_TO DO:_ List every line below containing "وجهه".

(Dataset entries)
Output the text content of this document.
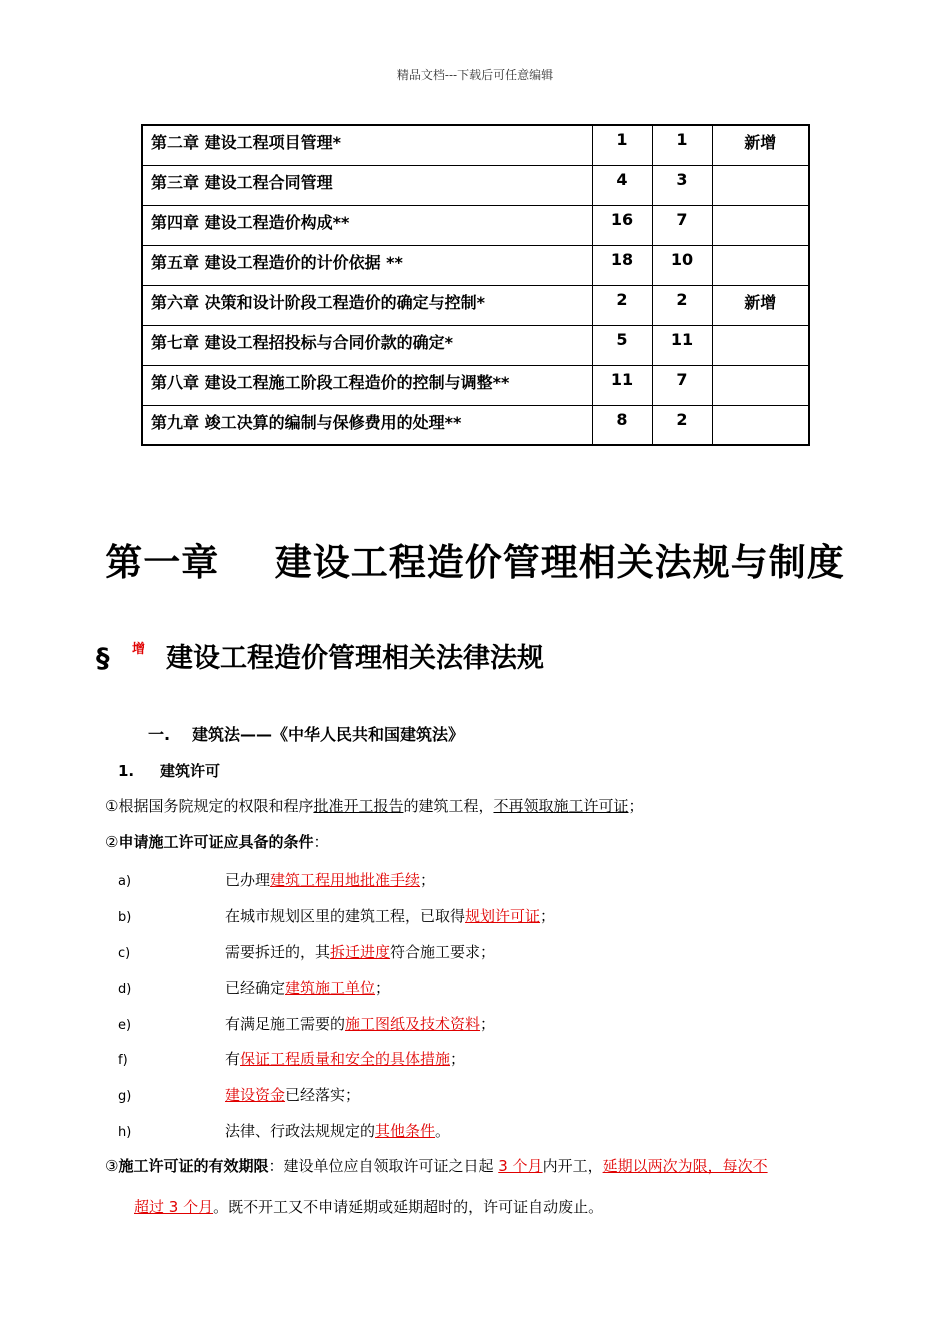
精品文档---下载后可任意编辑
第二章 建设工程项目管理*	1	1	新增
第三章 建设工程合同管理	4	3	
第四章 建设工程造价构成**	16	7	
第五章 建设工程造价的计价依据 **	18	10	
第六章 决策和设计阶段工程造价的确定与控制*	2	2	新增
第七章 建设工程招投标与合同价款的确定*	5	11	
第八章 建设工程施工阶段工程造价的控制与调整**	11	7	
第九章 竣工决算的编制与保修费用的处理**	8	2	
第一章    建设工程造价管理相关法规与制度
§ 增 建设工程造价管理相关法律法规
一. 建筑法——《中华人民共和国建筑法》
1. 建筑许可
①根据国务院规定的权限和程序批准开工报告的建筑工程，不再领取施工许可证；
②申请施工许可证应具备的条件：
a)	已办理建筑工程用地批准手续；
b)	在城市规划区里的建筑工程，已取得规划许可证；
c)	需要拆迁的，其拆迁进度符合施工要求；
d)	已经确定建筑施工单位；
e)	有满足施工需要的施工图纸及技术资料；
f)	有保证工程质量和安全的具体措施；
g)	建设资金已经落实；
h)	法律、行政法规规定的其他条件。
③施工许可证的有效期限：建设单位应自领取许可证之日起 3 个月内开工，延期以两次为限，每次不
超过 3 个月。既不开工又不申请延期或延期超时的，许可证自动废止。
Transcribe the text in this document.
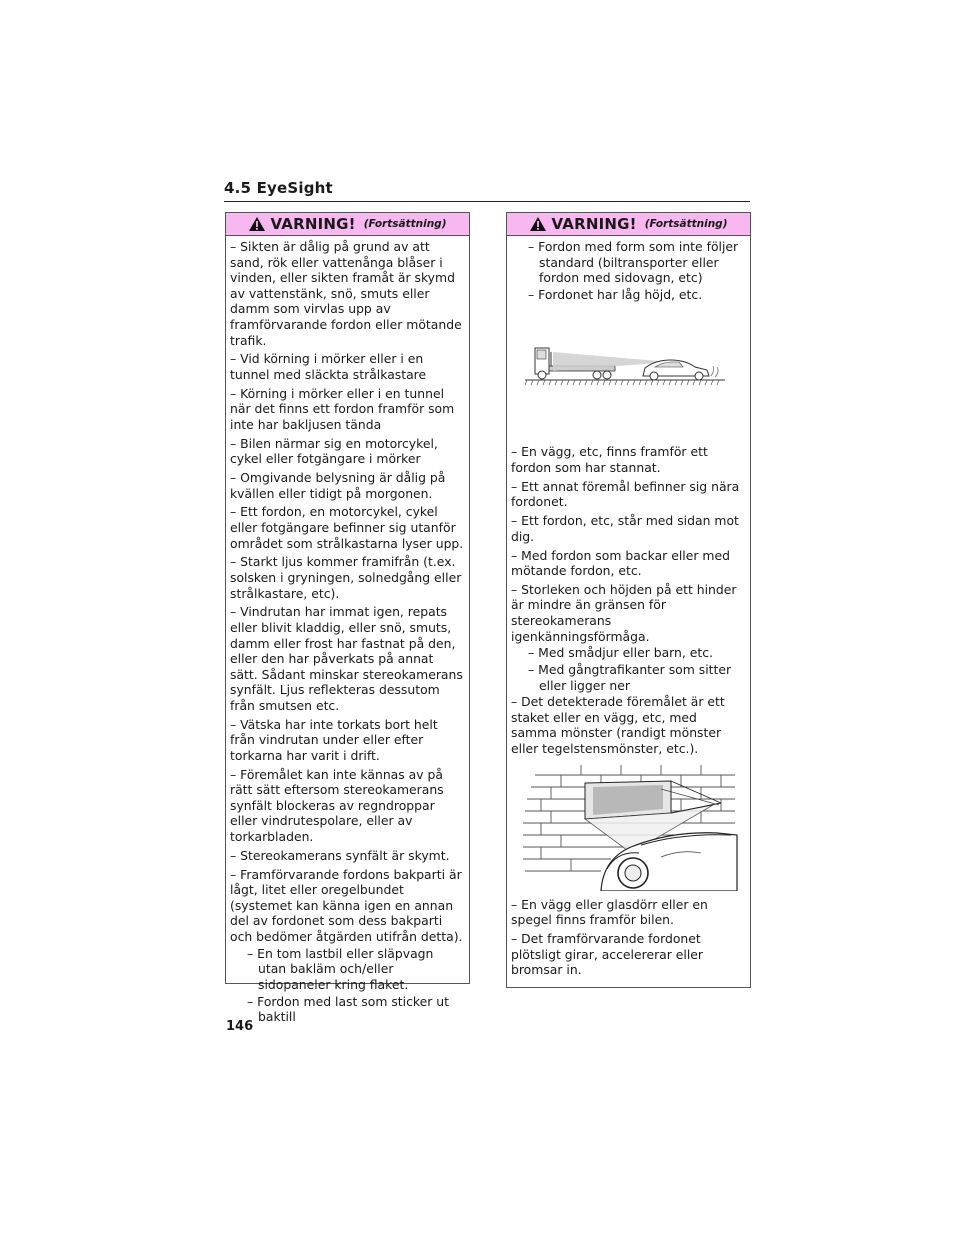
4.5 EyeSight
VARNING! (Fortsättning)

– Sikten är dålig på grund av att sand, rök eller vattenånga blåser i vinden, eller sikten framåt är skymd av vattenstänk, snö, smuts eller damm som virvlas upp av framförvarande fordon eller mötande trafik.

– Vid körning i mörker eller i en tunnel med släckta strålkastare

– Körning i mörker eller i en tunnel när det finns ett fordon framför som inte har bakljusen tända

– Bilen närmar sig en motorcykel, cykel eller fotgängare i mörker

– Omgivande belysning är dålig på kvällen eller tidigt på morgonen.

– Ett fordon, en motorcykel, cykel eller fotgängare befinner sig utanför området som strålkastarna lyser upp.

– Starkt ljus kommer framifrån (t.ex. solsken i gryningen, solnedgång eller strålkastare, etc).

– Vindrutan har immat igen, repats eller blivit kladdig, eller snö, smuts, damm eller frost har fastnat på den, eller den har påverkats på annat sätt. Sådant minskar stereokamerans synfält. Ljus reflekteras dessutom från smutsen etc.

– Vätska har inte torkats bort helt från vindrutan under eller efter torkarna har varit i drift.

– Föremålet kan inte kännas av på rätt sätt eftersom stereokamerans synfält blockeras av regndroppar eller vindrutespolare, eller av torkarbladen.

– Stereokamerans synfält är skymt.

– Framförvarande fordons bakparti är lågt, litet eller oregelbundet (systemet kan känna igen en annan del av fordonet som dess bakparti och bedömer åtgärden utifrån detta).

– En tom lastbil eller släpvagn utan bakläm och/eller sidopaneler kring flaket.

– Fordon med last som sticker ut baktill

VARNING! (Fortsättning)

– Fordon med form som inte följer standard (biltransporter eller fordon med sidovagn, etc)

– Fordonet har låg höjd, etc.

– En vägg, etc, finns framför ett fordon som har stannat.

– Ett annat föremål befinner sig nära fordonet.

– Ett fordon, etc, står med sidan mot dig.

– Med fordon som backar eller med mötande fordon, etc.

– Storleken och höjden på ett hinder är mindre än gränsen för stereokamerans igenkänningsförmåga.

– Med smådjur eller barn, etc.

– Med gångtrafikanter som sitter eller ligger ner

– Det detekterade föremålet är ett staket eller en vägg, etc, med samma mönster (randigt mönster eller tegelstensmönster, etc.).

– En vägg eller glasdörr eller en spegel finns framför bilen.

– Det framförvarande fordonet plötsligt girar, accelererar eller bromsar in.

146
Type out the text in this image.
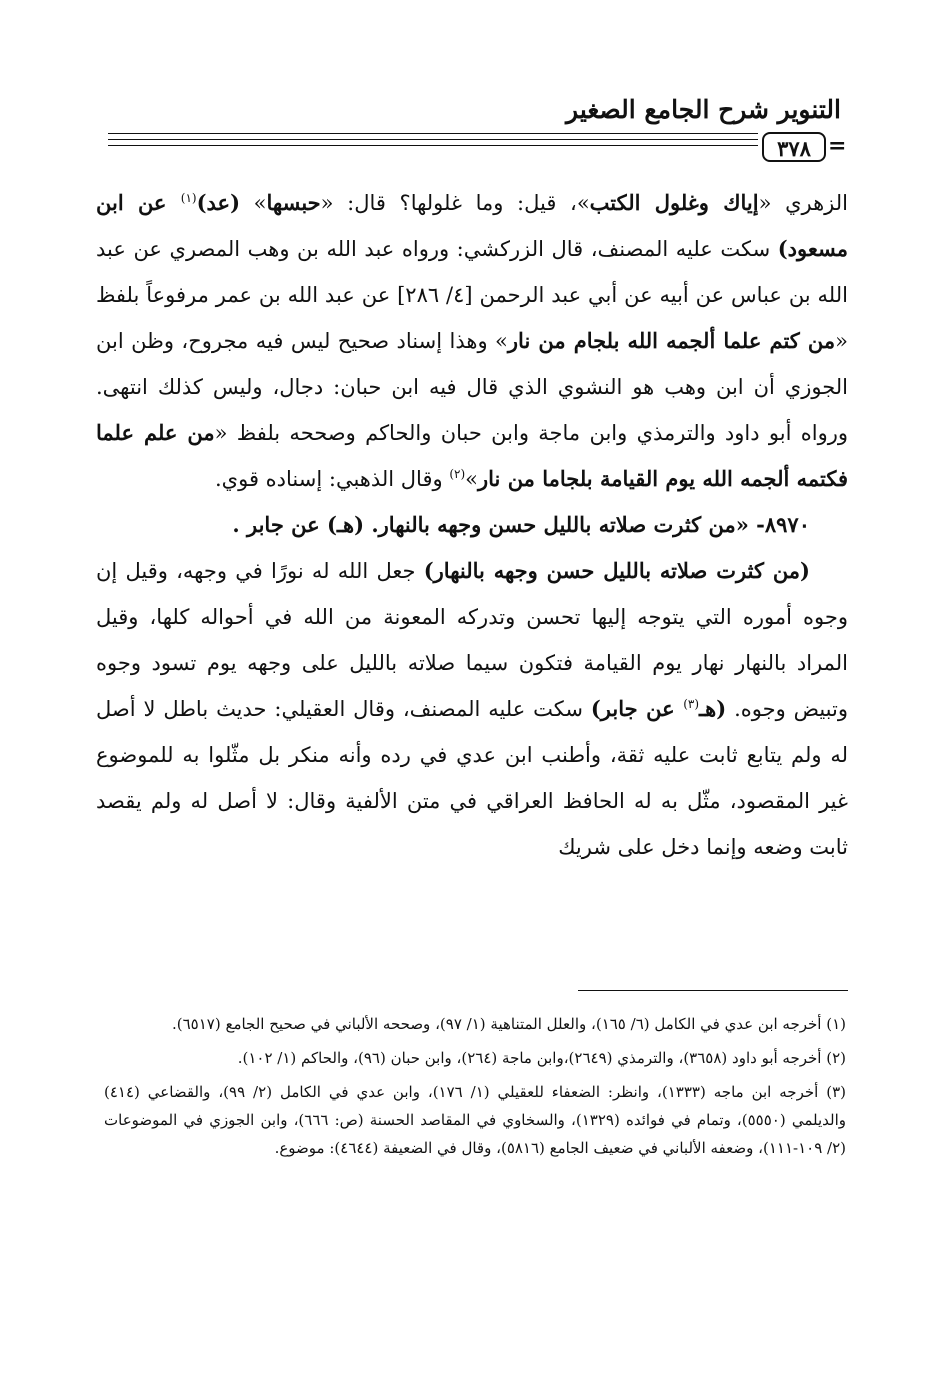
التنوير شرح الجامع الصغير
٣٧٨ =

الزهري «إياك وغلول الكتب»، قيل: وما غلولها؟ قال: «حبسها» (عد)$^{(١)}$ عن ابن مسعود) سكت عليه المصنف، قال الزركشي: ورواه عبد الله بن وهب المصري عن عبد الله بن عباس عن أبيه عن أبي عبد الرحمن [٤/ ٢٨٦] عن عبد الله بن عمر مرفوعاً بلفظ «من كتم علما ألجمه الله بلجام من نار» وهذا إسناد صحيح ليس فيه مجروح، وظن ابن الجوزي أن ابن وهب هو النشوي الذي قال فيه ابن حبان: دجال، وليس كذلك انتهى. ورواه أبو داود والترمذي وابن ماجة وابن حبان والحاكم وصححه بلفظ «من علم علما فكتمه ألجمه الله يوم القيامة بلجاما من نار»$^{(٢)}$ وقال الذهبي: إسناده قوي.

٨٩٧٠- «من كثرت صلاته بالليل حسن وجهه بالنهار. (هـ) عن جابر .

(من كثرت صلاته بالليل حسن وجهه بالنهار) جعل الله له نورًا في وجهه، وقيل إن وجوه أموره التي يتوجه إليها تحسن وتدركه المعونة من الله في أحواله كلها، وقيل المراد بالنهار نهار يوم القيامة فتكون سيما صلاته بالليل على وجهه يوم تسود وجوه وتبيض وجوه. (هـ$^{(٣)}$ عن جابر) سكت عليه المصنف، وقال العقيلي: حديث باطل لا أصل له ولم يتابع ثابت عليه ثقة، وأطنب ابن عدي في رده وأنه منكر بل مثّلوا به للموضوع غير المقصود، مثّل به له الحافظ العراقي في متن الألفية وقال: لا أصل له ولم يقصد ثابت وضعه وإنما دخل على شريك

(١) أخرجه ابن عدي في الكامل (٦/ ١٦٥)، والعلل المتناهية (١/ ٩٧)، وصححه الألباني في صحيح الجامع (٦٥١٧).

(٢) أخرجه أبو داود (٣٦٥٨)، والترمذي (٢٦٤٩)،وابن ماجة (٢٦٤)، وابن حبان (٩٦)، والحاكم (١/ ١٠٢).

(٣) أخرجه ابن ماجه (١٣٣٣)، وانظر: الضعفاء للعقيلي (١/ ١٧٦)، وابن عدي في الكامل (٢/ ٩٩)، والقضاعي (٤١٤) والديلمي (٥٥٥٠)، وتمام في فوائده (١٣٢٩)، والسخاوي في المقاصد الحسنة (ص: ٦٦٦)، وابن الجوزي في الموضوعات (٢/ ١٠٩-١١١)، وضعفه الألباني في ضعيف الجامع (٥٨١٦)، وقال في الضعيفة (٤٦٤٤): موضوع.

_RESULT OF THIS TASK:_
٨٩٧٠- «من كثرت صلاته بالليل حسن وجهه بالنهار. (هـ) عن جابر .
(من كثرت صلاته بالليل حسن وجهه بالنهار) جعل الله له نورًا في وجهه، وقيل إن وجوه أموره التي يتوجه إليها تحسن وتدركه المعونة من الله في أحواله كلها، وقيل المراد بالنهار نهار يوم القيامة فتكون سيما صلاته بالليل على وجهه يوم تسود وجوه وتبيض وجوه. (هـ$^{(٣)}$ عن جابر) سكت عليه المصنف، وقال العقيلي: حديث باطل لا أصل له ولم يتابع ثابت عليه ثقة، وأطنب ابن عدي في رده وأنه منكر بل مثّلوا به للموضوع غير المقصود، مثّل به له الحافظ العراقي في متن الألفية وقال: لا أصل له ولم يقصد ثابت وضعه وإنما دخل على شريك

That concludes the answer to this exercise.